What to produce: What lines of the data hold the string "Accuracy"? Pull each one out.

Source material:
-------------------------

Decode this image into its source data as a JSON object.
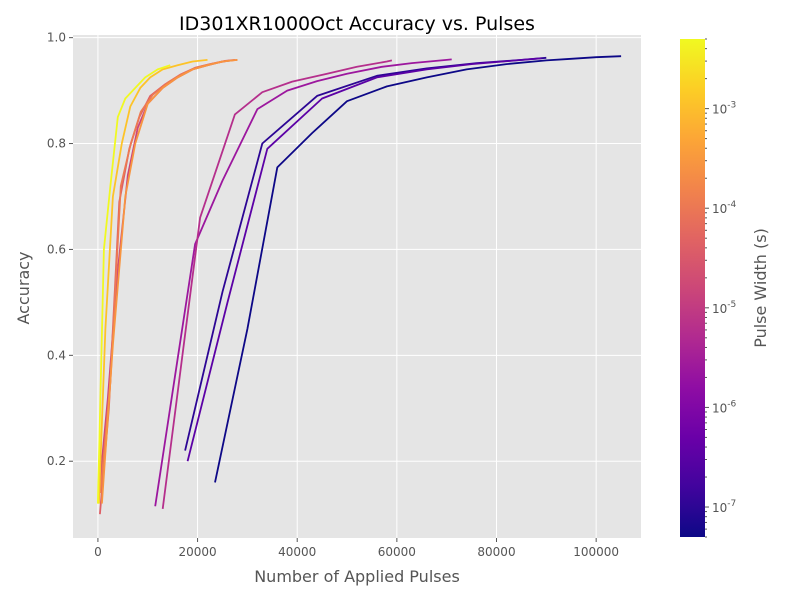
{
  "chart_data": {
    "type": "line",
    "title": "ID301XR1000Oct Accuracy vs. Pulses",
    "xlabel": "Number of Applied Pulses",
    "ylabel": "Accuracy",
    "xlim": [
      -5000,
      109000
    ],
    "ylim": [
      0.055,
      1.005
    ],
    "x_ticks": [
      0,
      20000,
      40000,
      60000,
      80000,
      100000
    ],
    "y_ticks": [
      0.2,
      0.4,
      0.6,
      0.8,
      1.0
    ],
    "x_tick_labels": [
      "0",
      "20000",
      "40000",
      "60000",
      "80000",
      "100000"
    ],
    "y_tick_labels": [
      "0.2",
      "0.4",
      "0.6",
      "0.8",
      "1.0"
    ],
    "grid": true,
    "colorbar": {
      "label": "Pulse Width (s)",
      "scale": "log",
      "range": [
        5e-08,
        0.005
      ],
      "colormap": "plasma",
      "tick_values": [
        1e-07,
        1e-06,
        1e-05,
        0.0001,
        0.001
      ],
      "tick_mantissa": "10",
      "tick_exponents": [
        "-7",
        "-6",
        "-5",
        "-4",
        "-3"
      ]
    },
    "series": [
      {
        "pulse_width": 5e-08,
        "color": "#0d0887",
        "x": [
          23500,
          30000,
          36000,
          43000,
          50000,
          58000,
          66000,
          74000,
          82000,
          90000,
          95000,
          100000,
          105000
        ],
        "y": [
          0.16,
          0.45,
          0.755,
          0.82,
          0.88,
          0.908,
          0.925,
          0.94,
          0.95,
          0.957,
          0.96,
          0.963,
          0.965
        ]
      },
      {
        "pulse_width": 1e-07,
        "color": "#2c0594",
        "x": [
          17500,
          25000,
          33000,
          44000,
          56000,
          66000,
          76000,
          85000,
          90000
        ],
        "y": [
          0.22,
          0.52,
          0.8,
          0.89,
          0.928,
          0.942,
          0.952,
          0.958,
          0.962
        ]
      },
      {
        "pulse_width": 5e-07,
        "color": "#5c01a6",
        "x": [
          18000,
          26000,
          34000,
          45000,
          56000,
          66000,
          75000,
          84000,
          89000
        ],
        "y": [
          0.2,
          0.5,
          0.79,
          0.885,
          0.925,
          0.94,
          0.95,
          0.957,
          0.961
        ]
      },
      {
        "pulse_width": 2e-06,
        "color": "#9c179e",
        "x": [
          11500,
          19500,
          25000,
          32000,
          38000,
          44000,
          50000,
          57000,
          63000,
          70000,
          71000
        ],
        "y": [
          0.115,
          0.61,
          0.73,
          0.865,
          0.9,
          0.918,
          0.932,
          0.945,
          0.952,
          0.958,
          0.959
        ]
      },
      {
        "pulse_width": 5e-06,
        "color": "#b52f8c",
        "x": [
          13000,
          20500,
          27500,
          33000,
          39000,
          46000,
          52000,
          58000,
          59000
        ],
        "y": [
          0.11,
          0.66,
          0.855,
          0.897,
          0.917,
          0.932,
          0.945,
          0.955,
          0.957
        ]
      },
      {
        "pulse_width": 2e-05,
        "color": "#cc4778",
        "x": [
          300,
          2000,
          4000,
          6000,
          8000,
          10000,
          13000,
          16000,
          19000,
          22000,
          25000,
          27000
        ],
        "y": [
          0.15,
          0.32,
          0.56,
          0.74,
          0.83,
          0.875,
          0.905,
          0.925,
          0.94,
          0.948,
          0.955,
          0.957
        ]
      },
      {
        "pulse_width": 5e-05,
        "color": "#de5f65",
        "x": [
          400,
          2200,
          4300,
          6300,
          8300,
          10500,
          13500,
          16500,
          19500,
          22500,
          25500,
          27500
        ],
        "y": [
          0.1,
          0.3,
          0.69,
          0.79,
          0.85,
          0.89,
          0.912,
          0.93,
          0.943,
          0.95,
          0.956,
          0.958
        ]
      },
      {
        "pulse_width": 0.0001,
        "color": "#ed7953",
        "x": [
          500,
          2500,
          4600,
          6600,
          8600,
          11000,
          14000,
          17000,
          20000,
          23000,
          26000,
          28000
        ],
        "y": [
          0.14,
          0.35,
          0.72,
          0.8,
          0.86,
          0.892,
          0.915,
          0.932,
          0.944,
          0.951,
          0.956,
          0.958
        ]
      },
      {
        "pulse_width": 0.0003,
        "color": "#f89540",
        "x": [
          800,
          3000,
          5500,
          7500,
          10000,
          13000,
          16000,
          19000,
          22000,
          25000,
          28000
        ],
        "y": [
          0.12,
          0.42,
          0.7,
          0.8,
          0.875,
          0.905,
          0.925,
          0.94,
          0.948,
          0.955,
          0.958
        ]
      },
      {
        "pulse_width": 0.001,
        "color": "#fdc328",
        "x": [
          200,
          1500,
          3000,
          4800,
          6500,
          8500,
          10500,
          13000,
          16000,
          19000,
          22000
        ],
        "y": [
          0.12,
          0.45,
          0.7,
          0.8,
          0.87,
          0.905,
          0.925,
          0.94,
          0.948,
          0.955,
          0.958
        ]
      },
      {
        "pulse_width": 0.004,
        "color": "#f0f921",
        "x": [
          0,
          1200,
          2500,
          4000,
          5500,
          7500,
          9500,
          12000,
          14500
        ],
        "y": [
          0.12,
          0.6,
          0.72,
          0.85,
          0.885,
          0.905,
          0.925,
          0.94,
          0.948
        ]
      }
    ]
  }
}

-------------------------

Expected answer:
    "title": "ID301XR1000Oct Accuracy vs. Pulses",
    "ylabel": "Accuracy",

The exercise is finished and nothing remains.